__Required task__:
The records that follow must be repeated verbatim, every one of them.

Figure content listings
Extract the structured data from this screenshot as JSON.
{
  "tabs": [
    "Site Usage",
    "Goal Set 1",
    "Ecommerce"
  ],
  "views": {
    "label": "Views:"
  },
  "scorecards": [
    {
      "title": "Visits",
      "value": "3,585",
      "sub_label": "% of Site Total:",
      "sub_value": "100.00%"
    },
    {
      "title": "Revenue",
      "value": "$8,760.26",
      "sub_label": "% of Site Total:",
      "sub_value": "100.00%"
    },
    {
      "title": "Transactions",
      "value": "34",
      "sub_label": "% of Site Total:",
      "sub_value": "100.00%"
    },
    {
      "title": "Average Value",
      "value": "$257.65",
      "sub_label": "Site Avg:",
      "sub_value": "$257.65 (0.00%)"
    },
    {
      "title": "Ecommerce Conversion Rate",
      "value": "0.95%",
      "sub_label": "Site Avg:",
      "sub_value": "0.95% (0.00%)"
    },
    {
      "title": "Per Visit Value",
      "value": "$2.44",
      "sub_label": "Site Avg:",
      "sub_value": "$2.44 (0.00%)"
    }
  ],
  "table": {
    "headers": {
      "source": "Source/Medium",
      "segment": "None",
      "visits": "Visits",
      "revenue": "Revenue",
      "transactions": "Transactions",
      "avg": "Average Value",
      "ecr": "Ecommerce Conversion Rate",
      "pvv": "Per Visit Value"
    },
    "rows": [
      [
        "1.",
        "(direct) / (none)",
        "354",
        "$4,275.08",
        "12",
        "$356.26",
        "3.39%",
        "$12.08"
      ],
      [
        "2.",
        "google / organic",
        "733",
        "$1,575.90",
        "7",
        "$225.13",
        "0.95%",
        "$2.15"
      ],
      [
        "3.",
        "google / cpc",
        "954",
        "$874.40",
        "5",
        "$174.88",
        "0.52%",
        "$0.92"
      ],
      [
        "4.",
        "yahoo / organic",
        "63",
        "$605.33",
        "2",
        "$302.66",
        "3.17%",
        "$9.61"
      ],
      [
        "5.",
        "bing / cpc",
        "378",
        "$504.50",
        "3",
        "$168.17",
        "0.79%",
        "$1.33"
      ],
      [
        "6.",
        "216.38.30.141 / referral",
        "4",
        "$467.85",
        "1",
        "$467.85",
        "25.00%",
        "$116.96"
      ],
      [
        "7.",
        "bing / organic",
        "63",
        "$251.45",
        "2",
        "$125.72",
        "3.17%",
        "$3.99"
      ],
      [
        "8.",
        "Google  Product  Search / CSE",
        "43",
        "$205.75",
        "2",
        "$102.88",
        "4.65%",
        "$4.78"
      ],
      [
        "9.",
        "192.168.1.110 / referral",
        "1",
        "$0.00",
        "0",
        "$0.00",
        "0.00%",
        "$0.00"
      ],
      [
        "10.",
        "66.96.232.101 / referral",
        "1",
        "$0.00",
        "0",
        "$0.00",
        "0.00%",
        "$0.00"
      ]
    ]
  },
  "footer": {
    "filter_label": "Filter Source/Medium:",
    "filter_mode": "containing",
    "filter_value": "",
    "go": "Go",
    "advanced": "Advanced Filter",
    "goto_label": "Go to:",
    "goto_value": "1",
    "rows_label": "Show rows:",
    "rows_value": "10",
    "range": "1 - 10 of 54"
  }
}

__Response below__:
Extract the structured data from this screenshot as JSON.
{
  "tabs": [
    "Site Usage",
    "Goal Set 1",
    "Ecommerce"
  ],
  "views": {
    "label": "Views:"
  },
  "scorecards": [
    {
      "title": "Visits",
      "value": "3,585",
      "sub_label": "% of Site Total:",
      "sub_value": "100.00%"
    },
    {
      "title": "Revenue",
      "value": "$8,760.26",
      "sub_label": "% of Site Total:",
      "sub_value": "100.00%"
    },
    {
      "title": "Transactions",
      "value": "34",
      "sub_label": "% of Site Total:",
      "sub_value": "100.00%"
    },
    {
      "title": "Average Value",
      "value": "$257.65",
      "sub_label": "Site Avg:",
      "sub_value": "$257.65 (0.00%)"
    },
    {
      "title": "Ecommerce Conversion Rate",
      "value": "0.95%",
      "sub_label": "Site Avg:",
      "sub_value": "0.95% (0.00%)"
    },
    {
      "title": "Per Visit Value",
      "value": "$2.44",
      "sub_label": "Site Avg:",
      "sub_value": "$2.44 (0.00%)"
    }
  ],
  "table": {
    "headers": {
      "source": "Source/Medium",
      "segment": "None",
      "visits": "Visits",
      "revenue": "Revenue",
      "transactions": "Transactions",
      "avg": "Average Value",
      "ecr": "Ecommerce Conversion Rate",
      "pvv": "Per Visit Value"
    },
    "rows": [
      [
        "1.",
        "(direct) / (none)",
        "354",
        "$4,275.08",
        "12",
        "$356.26",
        "3.39%",
        "$12.08"
      ],
      [
        "2.",
        "google / organic",
        "733",
        "$1,575.90",
        "7",
        "$225.13",
        "0.95%",
        "$2.15"
      ],
      [
        "3.",
        "google / cpc",
        "954",
        "$874.40",
        "5",
        "$174.88",
        "0.52%",
        "$0.92"
      ],
      [
        "4.",
        "yahoo / organic",
        "63",
        "$605.33",
        "2",
        "$302.66",
        "3.17%",
        "$9.61"
      ],
      [
        "5.",
        "bing / cpc",
        "378",
        "$504.50",
        "3",
        "$168.17",
        "0.79%",
        "$1.33"
      ],
      [
        "6.",
        "216.38.30.141 / referral",
        "4",
        "$467.85",
        "1",
        "$467.85",
        "25.00%",
        "$116.96"
      ],
      [
        "7.",
        "bing / organic",
        "63",
        "$251.45",
        "2",
        "$125.72",
        "3.17%",
        "$3.99"
      ],
      [
        "8.",
        "Google  Product  Search / CSE",
        "43",
        "$205.75",
        "2",
        "$102.88",
        "4.65%",
        "$4.78"
      ],
      [
        "9.",
        "192.168.1.110 / referral",
        "1",
        "$0.00",
        "0",
        "$0.00",
        "0.00%",
        "$0.00"
      ],
      [
        "10.",
        "66.96.232.101 / referral",
        "1",
        "$0.00",
        "0",
        "$0.00",
        "0.00%",
        "$0.00"
      ]
    ]
  },
  "footer": {
    "filter_label": "Filter Source/Medium:",
    "filter_mode": "containing",
    "filter_value": "",
    "go": "Go",
    "advanced": "Advanced Filter",
    "goto_label": "Go to:",
    "goto_value": "1",
    "rows_label": "Show rows:",
    "rows_value": "10",
    "range": "1 - 10 of 54"
  }
}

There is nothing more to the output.